● Aim: Scan the entries below. List each line with "this".

● Supplied data:
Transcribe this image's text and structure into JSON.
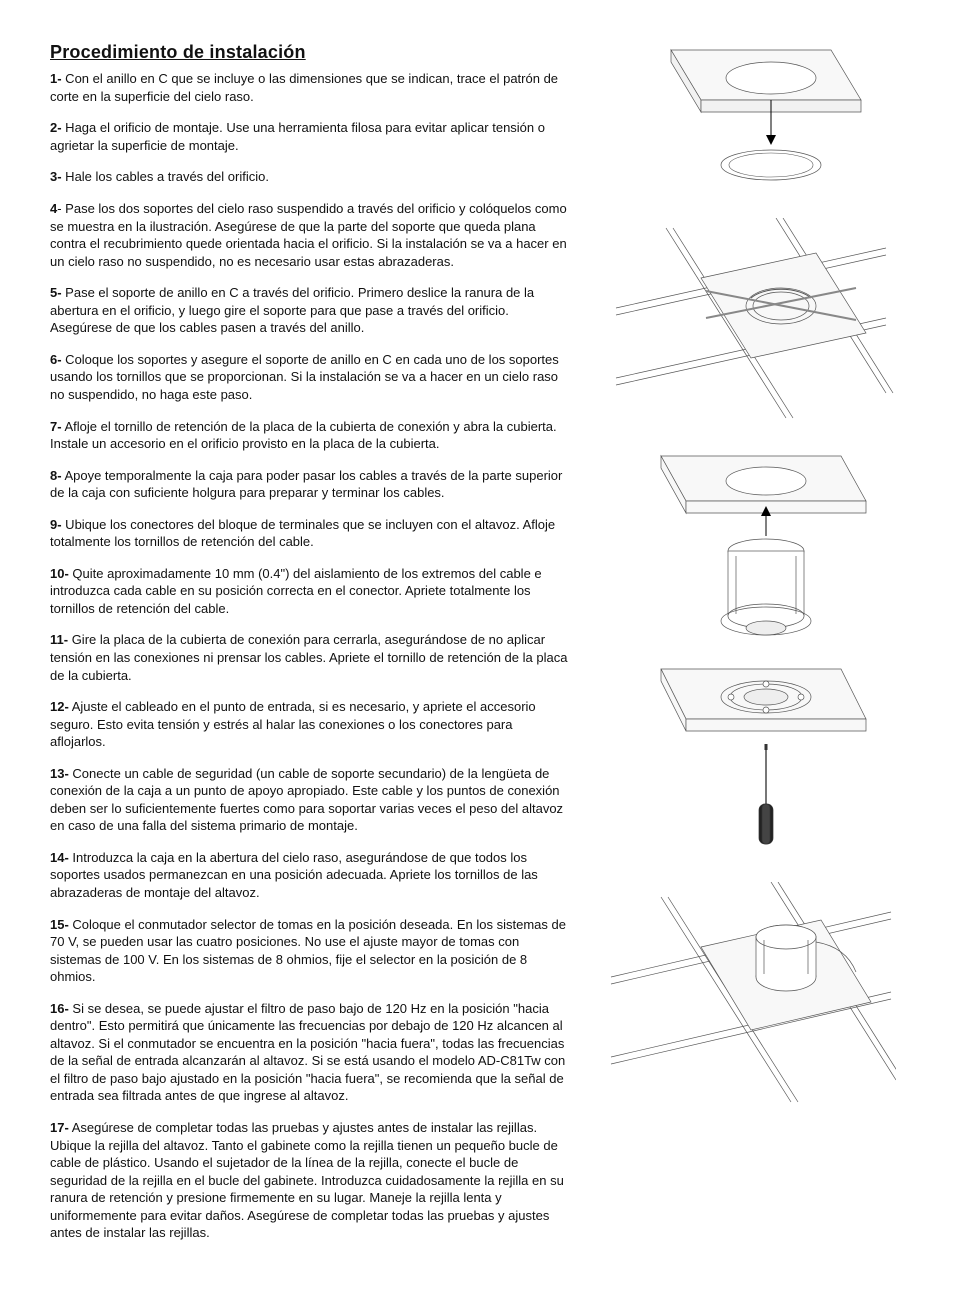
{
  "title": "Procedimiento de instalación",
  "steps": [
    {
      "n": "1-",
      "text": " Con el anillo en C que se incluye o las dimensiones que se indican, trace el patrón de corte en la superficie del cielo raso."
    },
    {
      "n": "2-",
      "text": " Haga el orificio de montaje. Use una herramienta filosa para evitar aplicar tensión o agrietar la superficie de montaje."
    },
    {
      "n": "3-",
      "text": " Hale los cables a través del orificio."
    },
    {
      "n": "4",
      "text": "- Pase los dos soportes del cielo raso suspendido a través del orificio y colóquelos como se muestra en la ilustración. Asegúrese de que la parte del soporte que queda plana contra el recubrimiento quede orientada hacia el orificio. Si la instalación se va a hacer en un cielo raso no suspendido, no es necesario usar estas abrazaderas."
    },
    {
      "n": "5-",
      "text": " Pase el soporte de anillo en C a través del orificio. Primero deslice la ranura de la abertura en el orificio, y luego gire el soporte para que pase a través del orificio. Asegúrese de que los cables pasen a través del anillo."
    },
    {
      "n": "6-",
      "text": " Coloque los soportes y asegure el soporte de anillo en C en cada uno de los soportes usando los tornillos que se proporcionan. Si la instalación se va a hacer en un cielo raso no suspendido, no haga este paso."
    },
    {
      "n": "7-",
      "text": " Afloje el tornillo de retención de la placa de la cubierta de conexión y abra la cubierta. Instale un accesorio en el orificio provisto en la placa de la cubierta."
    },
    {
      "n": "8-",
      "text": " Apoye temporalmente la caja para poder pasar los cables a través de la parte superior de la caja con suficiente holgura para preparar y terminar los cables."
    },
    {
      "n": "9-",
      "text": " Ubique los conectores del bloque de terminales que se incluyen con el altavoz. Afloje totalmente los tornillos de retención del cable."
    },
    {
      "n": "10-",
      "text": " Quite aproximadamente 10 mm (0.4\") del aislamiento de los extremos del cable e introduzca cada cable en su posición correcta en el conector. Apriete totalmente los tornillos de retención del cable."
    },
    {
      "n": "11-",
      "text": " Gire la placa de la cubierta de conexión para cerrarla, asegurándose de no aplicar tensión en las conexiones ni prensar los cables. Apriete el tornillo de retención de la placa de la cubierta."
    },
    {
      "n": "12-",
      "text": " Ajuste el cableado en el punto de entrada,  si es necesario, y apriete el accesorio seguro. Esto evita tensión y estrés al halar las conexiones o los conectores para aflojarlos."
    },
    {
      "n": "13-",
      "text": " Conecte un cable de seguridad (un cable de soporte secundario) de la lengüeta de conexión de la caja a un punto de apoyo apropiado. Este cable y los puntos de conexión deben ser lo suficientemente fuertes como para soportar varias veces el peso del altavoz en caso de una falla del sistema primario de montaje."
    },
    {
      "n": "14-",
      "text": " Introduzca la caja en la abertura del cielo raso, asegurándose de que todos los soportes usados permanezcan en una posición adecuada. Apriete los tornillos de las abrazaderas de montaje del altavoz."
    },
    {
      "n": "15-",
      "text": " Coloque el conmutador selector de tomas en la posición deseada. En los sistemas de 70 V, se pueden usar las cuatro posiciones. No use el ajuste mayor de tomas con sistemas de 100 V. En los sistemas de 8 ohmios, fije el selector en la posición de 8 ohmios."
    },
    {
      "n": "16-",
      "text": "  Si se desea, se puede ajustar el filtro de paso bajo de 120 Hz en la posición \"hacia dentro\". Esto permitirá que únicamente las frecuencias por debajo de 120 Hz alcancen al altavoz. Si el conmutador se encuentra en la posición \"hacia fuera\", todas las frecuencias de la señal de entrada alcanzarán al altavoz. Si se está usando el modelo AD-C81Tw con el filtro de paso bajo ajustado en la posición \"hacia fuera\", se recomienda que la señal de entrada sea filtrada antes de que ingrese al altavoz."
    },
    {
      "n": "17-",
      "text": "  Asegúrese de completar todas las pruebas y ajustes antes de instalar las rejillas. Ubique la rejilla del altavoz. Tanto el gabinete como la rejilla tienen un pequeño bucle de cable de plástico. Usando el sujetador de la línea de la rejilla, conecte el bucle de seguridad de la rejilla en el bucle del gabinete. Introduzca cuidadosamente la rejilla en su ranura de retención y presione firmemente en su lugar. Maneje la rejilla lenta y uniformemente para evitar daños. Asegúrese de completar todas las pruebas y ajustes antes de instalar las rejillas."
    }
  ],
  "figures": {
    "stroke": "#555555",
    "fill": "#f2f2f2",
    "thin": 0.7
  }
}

==

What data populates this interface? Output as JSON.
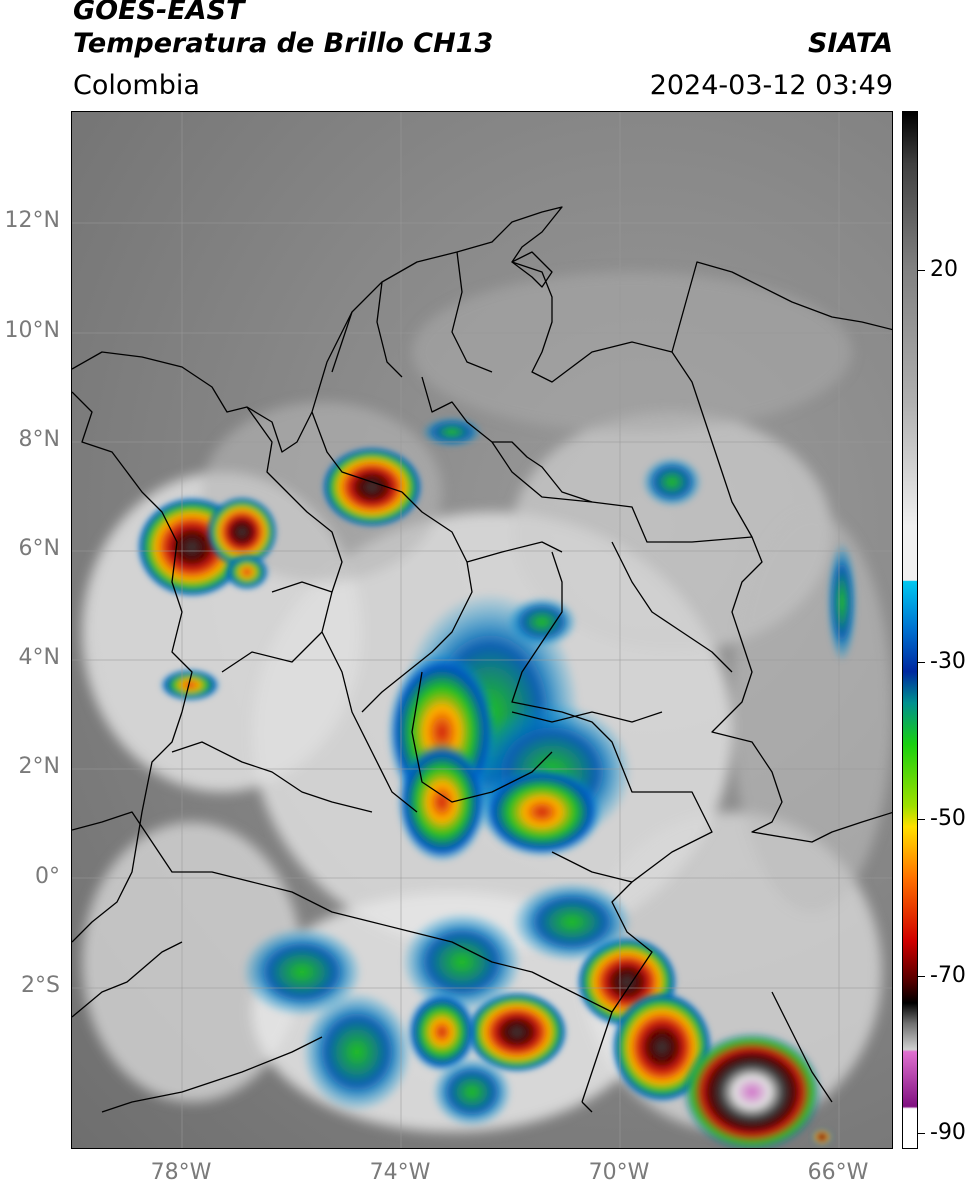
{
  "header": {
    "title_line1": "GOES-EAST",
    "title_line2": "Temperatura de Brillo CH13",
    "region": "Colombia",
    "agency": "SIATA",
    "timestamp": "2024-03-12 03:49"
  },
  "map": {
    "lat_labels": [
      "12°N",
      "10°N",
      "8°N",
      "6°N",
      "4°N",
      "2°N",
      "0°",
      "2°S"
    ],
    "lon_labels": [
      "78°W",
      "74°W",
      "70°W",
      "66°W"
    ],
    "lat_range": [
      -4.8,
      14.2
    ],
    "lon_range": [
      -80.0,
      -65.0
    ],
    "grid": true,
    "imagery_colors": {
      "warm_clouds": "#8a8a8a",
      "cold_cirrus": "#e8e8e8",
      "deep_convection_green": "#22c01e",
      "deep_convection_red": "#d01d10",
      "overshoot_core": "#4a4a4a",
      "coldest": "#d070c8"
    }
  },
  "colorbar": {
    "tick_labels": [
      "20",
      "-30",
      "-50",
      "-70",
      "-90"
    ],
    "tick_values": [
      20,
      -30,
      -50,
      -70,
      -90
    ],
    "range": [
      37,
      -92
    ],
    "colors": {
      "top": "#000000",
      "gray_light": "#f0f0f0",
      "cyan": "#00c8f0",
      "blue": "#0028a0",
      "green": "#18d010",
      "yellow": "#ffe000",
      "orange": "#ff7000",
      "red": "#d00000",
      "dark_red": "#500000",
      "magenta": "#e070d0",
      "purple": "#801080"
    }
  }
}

● Final answer:
Transcribe this image's text and structure into JSON.
What data populates this interface? Output as JSON.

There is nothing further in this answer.